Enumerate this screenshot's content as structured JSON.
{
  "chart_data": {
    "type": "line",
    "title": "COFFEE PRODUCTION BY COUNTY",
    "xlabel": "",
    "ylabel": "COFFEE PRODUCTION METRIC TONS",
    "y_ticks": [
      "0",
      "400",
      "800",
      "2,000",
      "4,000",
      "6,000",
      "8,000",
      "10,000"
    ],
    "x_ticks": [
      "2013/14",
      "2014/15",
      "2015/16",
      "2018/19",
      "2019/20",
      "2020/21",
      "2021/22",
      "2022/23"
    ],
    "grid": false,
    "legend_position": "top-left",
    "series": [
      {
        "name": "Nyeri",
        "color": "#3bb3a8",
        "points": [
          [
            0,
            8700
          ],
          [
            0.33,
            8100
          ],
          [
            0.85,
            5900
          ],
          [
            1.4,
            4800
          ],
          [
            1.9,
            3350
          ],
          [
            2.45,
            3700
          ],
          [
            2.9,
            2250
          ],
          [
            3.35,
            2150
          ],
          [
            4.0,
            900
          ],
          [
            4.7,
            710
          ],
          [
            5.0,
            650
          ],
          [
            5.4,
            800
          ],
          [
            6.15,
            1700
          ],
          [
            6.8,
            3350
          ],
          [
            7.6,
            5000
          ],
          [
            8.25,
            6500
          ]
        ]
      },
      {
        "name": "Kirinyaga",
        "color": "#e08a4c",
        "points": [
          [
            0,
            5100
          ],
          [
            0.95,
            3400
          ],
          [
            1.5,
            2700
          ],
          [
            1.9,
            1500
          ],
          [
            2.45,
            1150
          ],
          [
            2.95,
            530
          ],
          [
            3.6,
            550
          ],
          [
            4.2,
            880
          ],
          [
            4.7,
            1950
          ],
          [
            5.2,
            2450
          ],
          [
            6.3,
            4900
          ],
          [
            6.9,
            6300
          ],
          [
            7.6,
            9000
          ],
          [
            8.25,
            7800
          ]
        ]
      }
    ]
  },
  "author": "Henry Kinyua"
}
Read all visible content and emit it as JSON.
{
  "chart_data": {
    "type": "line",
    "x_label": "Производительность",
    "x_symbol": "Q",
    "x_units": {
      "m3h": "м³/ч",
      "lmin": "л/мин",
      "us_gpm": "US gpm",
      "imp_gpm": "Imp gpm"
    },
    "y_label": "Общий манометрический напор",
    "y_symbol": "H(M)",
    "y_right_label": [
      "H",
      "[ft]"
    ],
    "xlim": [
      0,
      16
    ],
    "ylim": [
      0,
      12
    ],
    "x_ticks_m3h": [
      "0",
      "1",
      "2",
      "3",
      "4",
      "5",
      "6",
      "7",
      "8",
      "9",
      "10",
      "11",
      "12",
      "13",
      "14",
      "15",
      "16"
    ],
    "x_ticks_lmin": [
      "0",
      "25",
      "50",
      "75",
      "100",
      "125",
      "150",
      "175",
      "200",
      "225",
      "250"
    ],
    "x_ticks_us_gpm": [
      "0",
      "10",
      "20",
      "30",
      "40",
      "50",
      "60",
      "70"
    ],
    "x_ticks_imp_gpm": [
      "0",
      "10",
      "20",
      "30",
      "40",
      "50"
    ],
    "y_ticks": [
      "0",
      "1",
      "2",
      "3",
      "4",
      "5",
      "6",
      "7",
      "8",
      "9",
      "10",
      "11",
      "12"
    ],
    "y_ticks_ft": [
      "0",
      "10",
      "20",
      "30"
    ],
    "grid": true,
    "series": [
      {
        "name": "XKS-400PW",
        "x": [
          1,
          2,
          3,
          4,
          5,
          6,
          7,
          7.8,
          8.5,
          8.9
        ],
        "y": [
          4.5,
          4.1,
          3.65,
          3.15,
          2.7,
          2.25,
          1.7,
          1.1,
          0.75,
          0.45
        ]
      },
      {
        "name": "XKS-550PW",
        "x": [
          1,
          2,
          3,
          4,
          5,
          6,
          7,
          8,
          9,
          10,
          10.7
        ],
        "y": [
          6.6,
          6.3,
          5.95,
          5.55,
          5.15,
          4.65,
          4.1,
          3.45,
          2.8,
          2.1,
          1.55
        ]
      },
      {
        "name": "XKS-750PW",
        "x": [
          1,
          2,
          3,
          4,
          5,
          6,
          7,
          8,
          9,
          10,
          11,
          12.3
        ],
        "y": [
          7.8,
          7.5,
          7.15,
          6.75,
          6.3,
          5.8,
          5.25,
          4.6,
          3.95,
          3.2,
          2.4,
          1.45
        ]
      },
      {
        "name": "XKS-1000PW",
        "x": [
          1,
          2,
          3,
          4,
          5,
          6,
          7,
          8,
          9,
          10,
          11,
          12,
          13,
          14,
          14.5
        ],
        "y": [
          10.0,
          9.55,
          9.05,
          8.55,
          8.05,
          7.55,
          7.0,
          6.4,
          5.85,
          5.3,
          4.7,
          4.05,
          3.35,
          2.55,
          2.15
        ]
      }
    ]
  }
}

_____

WRITTEN REQUEST — Print all of the entries again, exactly as written.

THE COMPLETED TASK —
Enumerate this screenshot's content as structured JSON.
{
  "chart_data": {
    "type": "line",
    "title": "COFFEE PRODUCTION BY COUNTY",
    "xlabel": "",
    "ylabel": "COFFEE PRODUCTION METRIC TONS",
    "y_ticks": [
      "0",
      "400",
      "800",
      "2,000",
      "4,000",
      "6,000",
      "8,000",
      "10,000"
    ],
    "x_ticks": [
      "2013/14",
      "2014/15",
      "2015/16",
      "2018/19",
      "2019/20",
      "2020/21",
      "2021/22",
      "2022/23"
    ],
    "grid": false,
    "legend_position": "top-left",
    "series": [
      {
        "name": "Nyeri",
        "color": "#3bb3a8",
        "points": [
          [
            0,
            8700
          ],
          [
            0.33,
            8100
          ],
          [
            0.85,
            5900
          ],
          [
            1.4,
            4800
          ],
          [
            1.9,
            3350
          ],
          [
            2.45,
            3700
          ],
          [
            2.9,
            2250
          ],
          [
            3.35,
            2150
          ],
          [
            4.0,
            900
          ],
          [
            4.7,
            710
          ],
          [
            5.0,
            650
          ],
          [
            5.4,
            800
          ],
          [
            6.15,
            1700
          ],
          [
            6.8,
            3350
          ],
          [
            7.6,
            5000
          ],
          [
            8.25,
            6500
          ]
        ]
      },
      {
        "name": "Kirinyaga",
        "color": "#e08a4c",
        "points": [
          [
            0,
            5100
          ],
          [
            0.95,
            3400
          ],
          [
            1.5,
            2700
          ],
          [
            1.9,
            1500
          ],
          [
            2.45,
            1150
          ],
          [
            2.95,
            530
          ],
          [
            3.6,
            550
          ],
          [
            4.2,
            880
          ],
          [
            4.7,
            1950
          ],
          [
            5.2,
            2450
          ],
          [
            6.3,
            4900
          ],
          [
            6.9,
            6300
          ],
          [
            7.6,
            9000
          ],
          [
            8.25,
            7800
          ]
        ]
      }
    ]
  },
  "author": "Henry Kinyua"
}
Read all visible content and emit it as JSON.
{
  "chart_data": {
    "type": "line",
    "x_label": "Производительность",
    "x_symbol": "Q",
    "x_units": {
      "m3h": "м³/ч",
      "lmin": "л/мин",
      "us_gpm": "US gpm",
      "imp_gpm": "Imp gpm"
    },
    "y_label": "Общий манометрический напор",
    "y_symbol": "H(M)",
    "y_right_label": [
      "H",
      "[ft]"
    ],
    "xlim": [
      0,
      16
    ],
    "ylim": [
      0,
      12
    ],
    "x_ticks_m3h": [
      "0",
      "1",
      "2",
      "3",
      "4",
      "5",
      "6",
      "7",
      "8",
      "9",
      "10",
      "11",
      "12",
      "13",
      "14",
      "15",
      "16"
    ],
    "x_ticks_lmin": [
      "0",
      "25",
      "50",
      "75",
      "100",
      "125",
      "150",
      "175",
      "200",
      "225",
      "250"
    ],
    "x_ticks_us_gpm": [
      "0",
      "10",
      "20",
      "30",
      "40",
      "50",
      "60",
      "70"
    ],
    "x_ticks_imp_gpm": [
      "0",
      "10",
      "20",
      "30",
      "40",
      "50"
    ],
    "y_ticks": [
      "0",
      "1",
      "2",
      "3",
      "4",
      "5",
      "6",
      "7",
      "8",
      "9",
      "10",
      "11",
      "12"
    ],
    "y_ticks_ft": [
      "0",
      "10",
      "20",
      "30"
    ],
    "grid": true,
    "series": [
      {
        "name": "XKS-400PW",
        "x": [
          1,
          2,
          3,
          4,
          5,
          6,
          7,
          7.8,
          8.5,
          8.9
        ],
        "y": [
          4.5,
          4.1,
          3.65,
          3.15,
          2.7,
          2.25,
          1.7,
          1.1,
          0.75,
          0.45
        ]
      },
      {
        "name": "XKS-550PW",
        "x": [
          1,
          2,
          3,
          4,
          5,
          6,
          7,
          8,
          9,
          10,
          10.7
        ],
        "y": [
          6.6,
          6.3,
          5.95,
          5.55,
          5.15,
          4.65,
          4.1,
          3.45,
          2.8,
          2.1,
          1.55
        ]
      },
      {
        "name": "XKS-750PW",
        "x": [
          1,
          2,
          3,
          4,
          5,
          6,
          7,
          8,
          9,
          10,
          11,
          12.3
        ],
        "y": [
          7.8,
          7.5,
          7.15,
          6.75,
          6.3,
          5.8,
          5.25,
          4.6,
          3.95,
          3.2,
          2.4,
          1.45
        ]
      },
      {
        "name": "XKS-1000PW",
        "x": [
          1,
          2,
          3,
          4,
          5,
          6,
          7,
          8,
          9,
          10,
          11,
          12,
          13,
          14,
          14.5
        ],
        "y": [
          10.0,
          9.55,
          9.05,
          8.55,
          8.05,
          7.55,
          7.0,
          6.4,
          5.85,
          5.3,
          4.7,
          4.05,
          3.35,
          2.55,
          2.15
        ]
      }
    ]
  }
}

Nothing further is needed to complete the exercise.